▸ **GOAL**
Repeat, word for word, every line from the line holding "Transcribe this image's" through the final line of the entries below. Skip all pictures.

***** EXTRACTED DATA

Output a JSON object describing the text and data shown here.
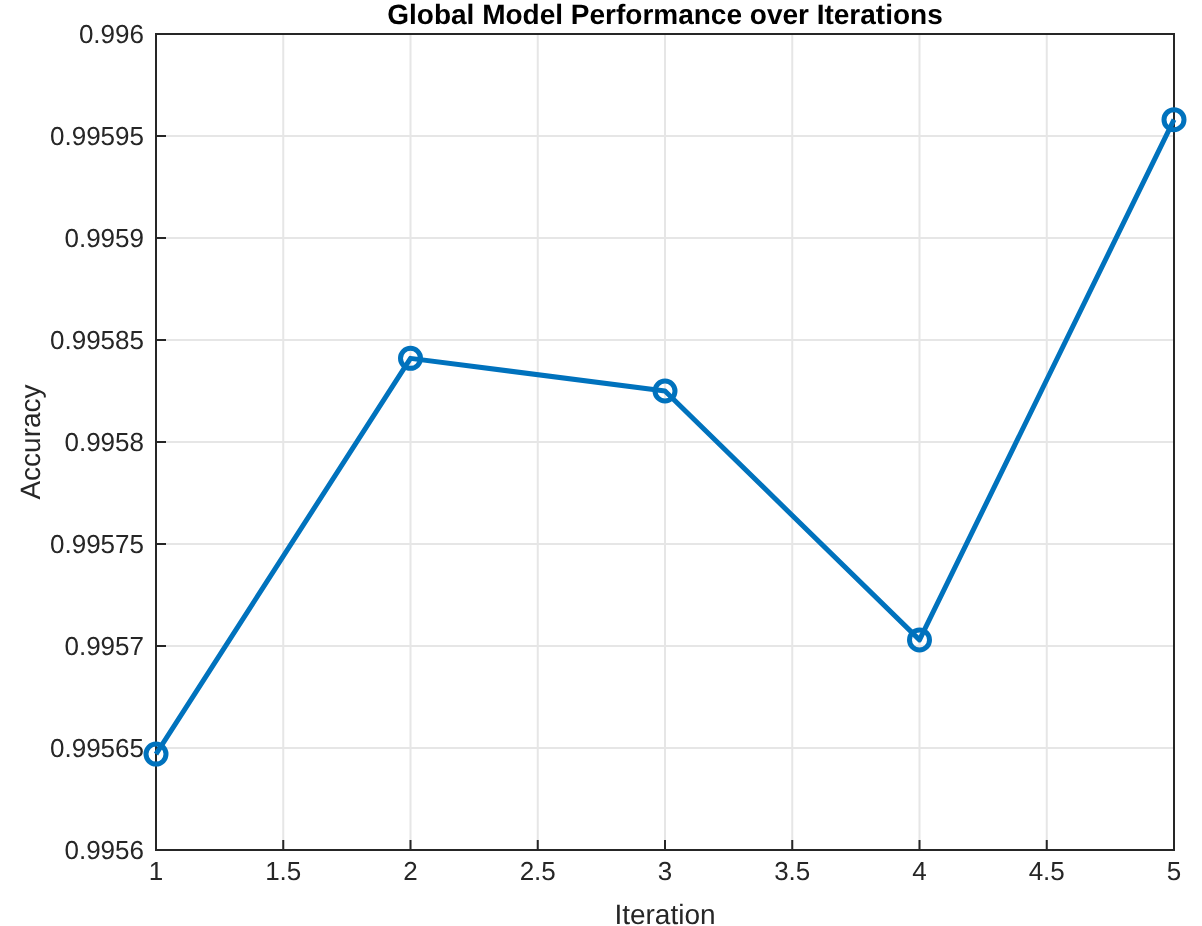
{
  "chart_data": {
    "type": "line",
    "title": "Global Model Performance over Iterations",
    "xlabel": "Iteration",
    "ylabel": "Accuracy",
    "x": [
      1,
      2,
      3,
      4,
      5
    ],
    "series": [
      {
        "color": "#0072bd",
        "values": [
          0.995647,
          0.995841,
          0.995825,
          0.995703,
          0.995958
        ]
      }
    ],
    "xlim": [
      1,
      5
    ],
    "xticks": [
      1,
      1.5,
      2,
      2.5,
      3,
      3.5,
      4,
      4.5,
      5
    ],
    "ylim": [
      0.9956,
      0.996
    ],
    "yticks": [
      0.9956,
      0.99565,
      0.9957,
      0.99575,
      0.9958,
      0.99585,
      0.9959,
      0.99595,
      0.996
    ],
    "grid": true,
    "marker": "circle",
    "line_style": "solid"
  }
}
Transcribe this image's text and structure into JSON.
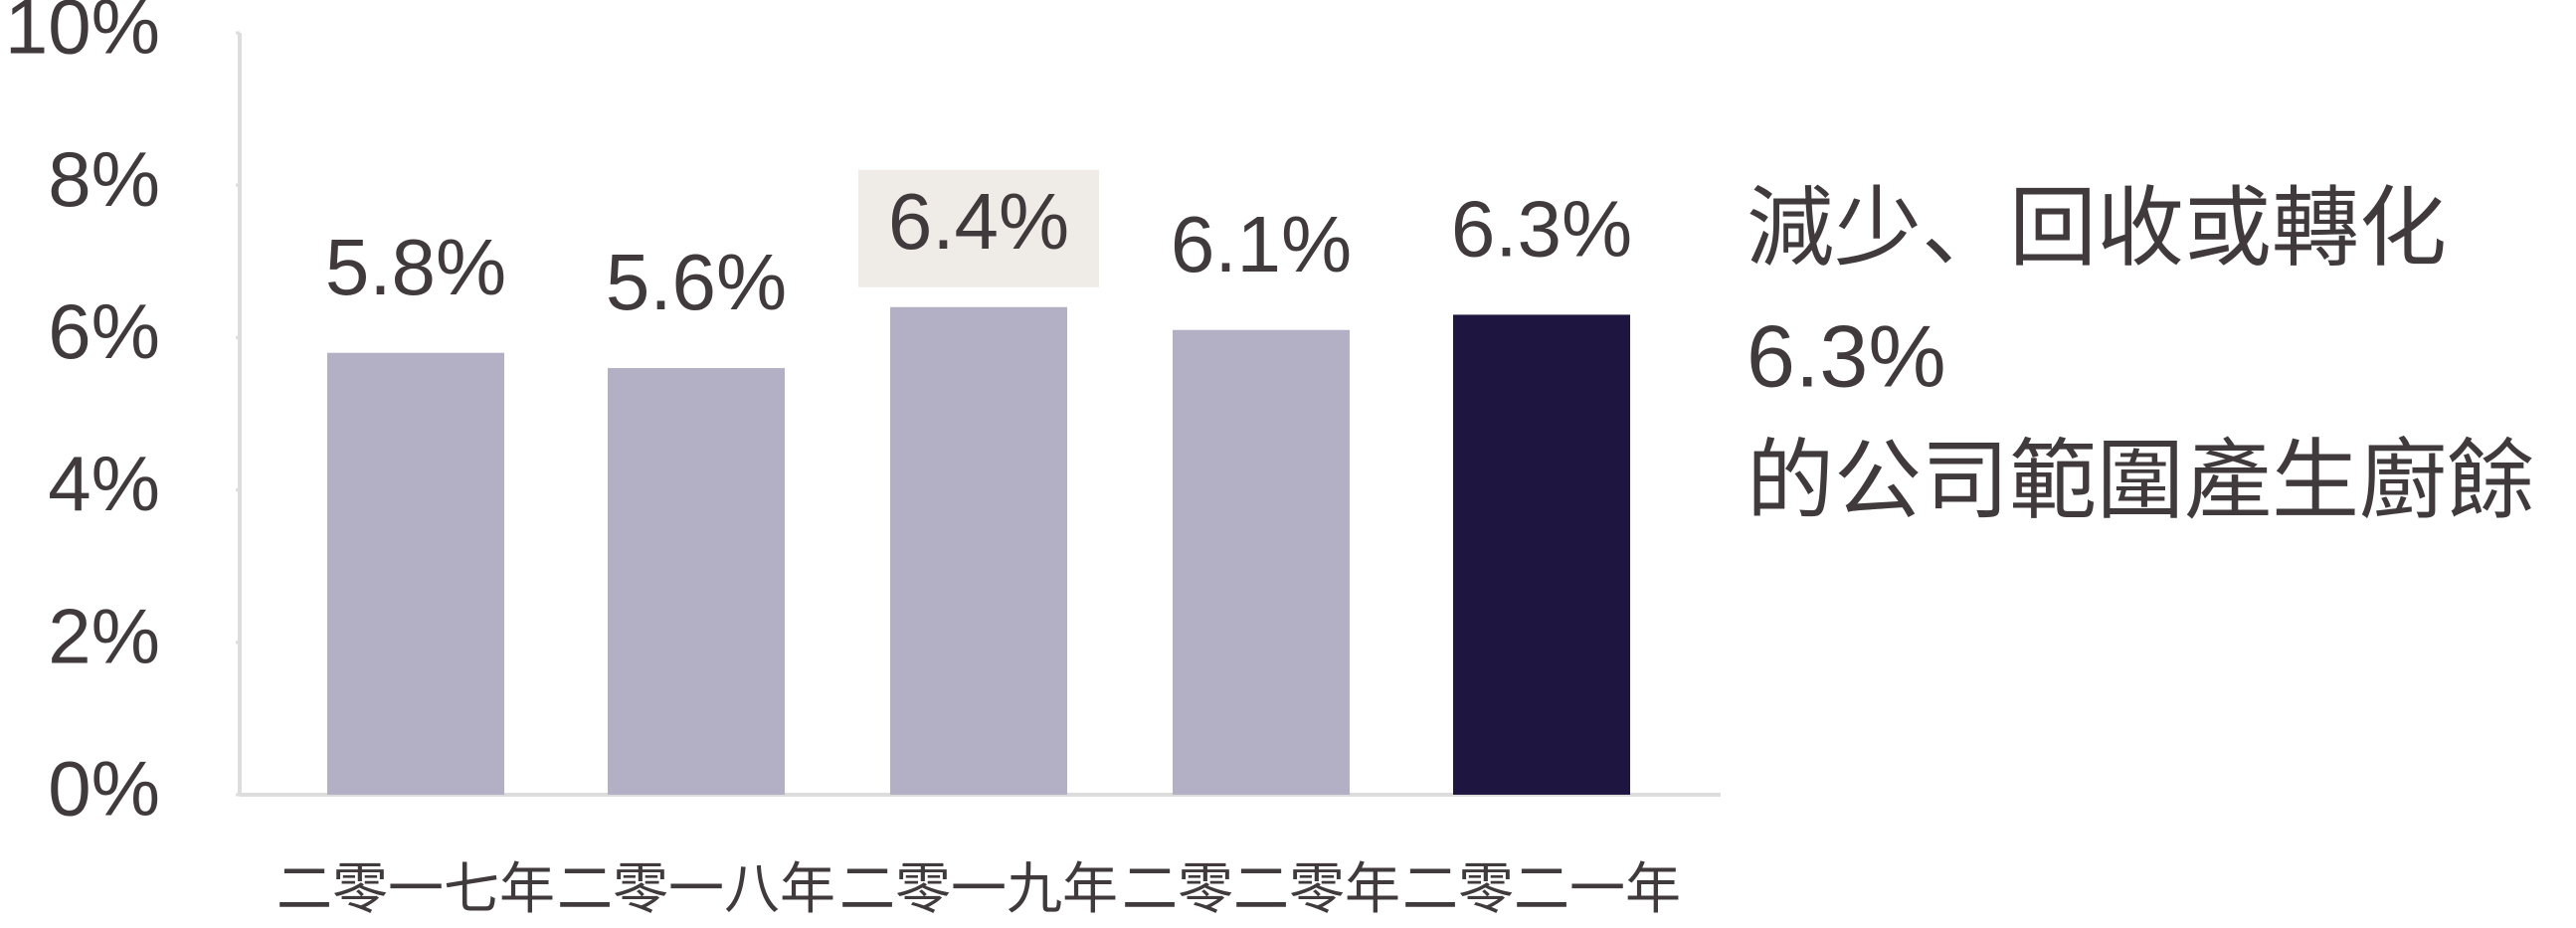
{
  "chart_data": {
    "type": "bar",
    "categories": [
      "二零一七年",
      "二零一八年",
      "二零一九年",
      "二零二零年",
      "二零二一年"
    ],
    "values": [
      5.8,
      5.6,
      6.4,
      6.1,
      6.3
    ],
    "value_labels": [
      "5.8%",
      "5.6%",
      "6.4%",
      "6.1%",
      "6.3%"
    ],
    "colors": [
      "#b3afc5",
      "#b3afc5",
      "#b3afc5",
      "#b3afc5",
      "#1e1641"
    ],
    "value_label_backgrounds": [
      null,
      null,
      "#efece8",
      null,
      null
    ],
    "ylim": [
      0,
      10
    ],
    "yticks": [
      {
        "value": 0,
        "label": "0%"
      },
      {
        "value": 2,
        "label": "2%"
      },
      {
        "value": 4,
        "label": "4%"
      },
      {
        "value": 6,
        "label": "6%"
      },
      {
        "value": 8,
        "label": "8%"
      },
      {
        "value": 10,
        "label": "10%"
      }
    ],
    "annotations": [
      "減少、回收或轉化",
      "6.3%",
      "的公司範圍產生廚餘"
    ]
  }
}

**********

▸ **WRITTEN ANSWER**
Transcribe this image's text and structure into JSON.
{
  "chart_data": {
    "type": "bar",
    "categories": [
      "二零一七年",
      "二零一八年",
      "二零一九年",
      "二零二零年",
      "二零二一年"
    ],
    "values": [
      5.8,
      5.6,
      6.4,
      6.1,
      6.3
    ],
    "value_labels": [
      "5.8%",
      "5.6%",
      "6.4%",
      "6.1%",
      "6.3%"
    ],
    "colors": [
      "#b3afc5",
      "#b3afc5",
      "#b3afc5",
      "#b3afc5",
      "#1e1641"
    ],
    "value_label_backgrounds": [
      null,
      null,
      "#efece8",
      null,
      null
    ],
    "ylim": [
      0,
      10
    ],
    "yticks": [
      {
        "value": 0,
        "label": "0%"
      },
      {
        "value": 2,
        "label": "2%"
      },
      {
        "value": 4,
        "label": "4%"
      },
      {
        "value": 6,
        "label": "6%"
      },
      {
        "value": 8,
        "label": "8%"
      },
      {
        "value": 10,
        "label": "10%"
      }
    ],
    "annotations": [
      "減少、回收或轉化",
      "6.3%",
      "的公司範圍產生廚餘"
    ]
  }
}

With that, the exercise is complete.